■ Required actions
(a) In the forum discussion, why does elephantscantski say she would not mind a pre-op FTM transsexual using a female changing room?
(b) Update the forum discussion by writing out everything from "I can see what" down to "female changing room?", with "changing room" changed to "locker room".
(c) Answer these questions about the forum discussion:
(i) On what kind of ward was the hospital patient placed?
(ii) At what time is Hullygully's post dated?
(iii) Which participant does Leithlurker address by name?
======== Document segment ========
As a hospital patient who was admitted in an emergency and felt very vulnerable I felt uneasy being placed on a ward of men. I did not think they were going to attack me - they were mainly elderly very ill men. But I didn't feel comfortable with this.

Why is it in situations like this e.g. with Transgender people with male bodies in women only space, it is always women who are expected to make accommodations and just get over their feelings of unease. Why is it always women's feelings that are dismissed when they say they don't want to share a communal changing room with someone with a male body?

elephantscantski · 18/04/2012 12:12

"If vulnerable woman access counselling that is advertised to be staffed only by men" - sorry obviously should have been women, not men.

Hullygully · 18/04/2012 12:15

yy Kritiq, Huge and elephant

elephantscantski · 18/04/2012 12:16

Sorry, what do you mean?

OTheHugeManatee · 18/04/2012 12:17

I can see what you're saying, elephants. Out of curiosity, how would you respond to a FTM transsexual? Would you feel it more appropriate that they use the male or female changing room?

elephantscantski · 18/04/2012 12:19

If they were pre op and so had a female body I personally wouldn't mind them using a female changing room. But I suspect FRTM may want to use a male chnaging room. I think whether that is okay or not is really up to men, I don't care either way.

Leithlurker · 18/04/2012 12:20

OTheHugeManatee: This is close too but much better said than a post I added to one of the previous threads. It brings us to the point of asking if feminist have the desire and the ability to accept that some of the fundamental beliefs on which the political and social struggle is based on needs to be updated.
======== Dataset records ========
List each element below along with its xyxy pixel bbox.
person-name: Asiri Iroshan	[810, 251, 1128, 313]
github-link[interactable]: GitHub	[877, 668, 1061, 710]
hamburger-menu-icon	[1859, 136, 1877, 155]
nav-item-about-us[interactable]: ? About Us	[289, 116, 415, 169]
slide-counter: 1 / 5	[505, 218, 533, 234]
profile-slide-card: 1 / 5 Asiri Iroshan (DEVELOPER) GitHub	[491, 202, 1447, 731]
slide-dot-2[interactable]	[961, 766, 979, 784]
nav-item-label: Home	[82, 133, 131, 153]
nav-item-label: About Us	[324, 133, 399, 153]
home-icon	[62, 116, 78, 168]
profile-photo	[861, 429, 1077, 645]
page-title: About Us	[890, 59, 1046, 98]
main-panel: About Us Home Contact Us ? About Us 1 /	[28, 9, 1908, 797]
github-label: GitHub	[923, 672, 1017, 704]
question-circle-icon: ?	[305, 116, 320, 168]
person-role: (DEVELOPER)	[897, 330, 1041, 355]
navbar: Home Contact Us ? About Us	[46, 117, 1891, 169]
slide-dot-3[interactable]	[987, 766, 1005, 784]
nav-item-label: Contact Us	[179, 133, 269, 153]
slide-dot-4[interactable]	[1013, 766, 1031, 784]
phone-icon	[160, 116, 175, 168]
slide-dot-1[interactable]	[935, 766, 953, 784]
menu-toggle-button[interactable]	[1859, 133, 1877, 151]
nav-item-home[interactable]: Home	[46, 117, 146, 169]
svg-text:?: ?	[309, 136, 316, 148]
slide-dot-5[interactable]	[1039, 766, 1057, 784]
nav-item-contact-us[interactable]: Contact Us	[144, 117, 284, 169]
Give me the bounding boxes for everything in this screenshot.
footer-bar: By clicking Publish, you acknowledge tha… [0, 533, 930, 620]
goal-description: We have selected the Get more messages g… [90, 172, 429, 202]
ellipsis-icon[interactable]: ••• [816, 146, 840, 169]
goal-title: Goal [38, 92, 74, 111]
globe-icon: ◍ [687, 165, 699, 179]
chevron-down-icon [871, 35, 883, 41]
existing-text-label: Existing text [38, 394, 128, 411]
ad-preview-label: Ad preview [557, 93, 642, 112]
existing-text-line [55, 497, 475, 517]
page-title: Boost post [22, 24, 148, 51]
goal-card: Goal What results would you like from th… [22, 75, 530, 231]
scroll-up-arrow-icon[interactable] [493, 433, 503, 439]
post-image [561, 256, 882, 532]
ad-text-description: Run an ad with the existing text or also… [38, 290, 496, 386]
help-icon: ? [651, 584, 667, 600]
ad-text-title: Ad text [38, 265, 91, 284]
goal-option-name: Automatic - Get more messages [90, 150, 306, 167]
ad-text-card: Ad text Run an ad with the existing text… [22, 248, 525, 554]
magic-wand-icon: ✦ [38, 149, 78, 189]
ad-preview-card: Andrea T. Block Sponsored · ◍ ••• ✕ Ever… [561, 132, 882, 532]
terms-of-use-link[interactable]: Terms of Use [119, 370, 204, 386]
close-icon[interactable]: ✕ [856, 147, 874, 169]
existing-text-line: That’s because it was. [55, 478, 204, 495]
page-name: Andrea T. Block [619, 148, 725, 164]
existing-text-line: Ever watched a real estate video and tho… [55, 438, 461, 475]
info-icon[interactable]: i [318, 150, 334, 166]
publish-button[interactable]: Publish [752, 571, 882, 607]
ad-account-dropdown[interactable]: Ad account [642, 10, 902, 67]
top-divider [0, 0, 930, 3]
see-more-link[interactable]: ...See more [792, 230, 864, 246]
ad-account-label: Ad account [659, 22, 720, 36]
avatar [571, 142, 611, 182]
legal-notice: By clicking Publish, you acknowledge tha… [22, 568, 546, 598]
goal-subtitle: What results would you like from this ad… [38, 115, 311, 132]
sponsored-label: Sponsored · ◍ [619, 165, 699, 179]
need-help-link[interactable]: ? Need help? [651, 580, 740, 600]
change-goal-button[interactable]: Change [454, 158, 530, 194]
========
■ Solutions for each task
(a) She would not mind because a person who was pre-op would still have a female body.

(b)
I can see what you're saying, elephants. Out of curiosity, how would you respond to a FTM transsexual? Would you feel it more appropriate that they use the male or female locker room?

(c)
(i) A ward of men
(ii) 12:15
(iii) OTheHugeManatee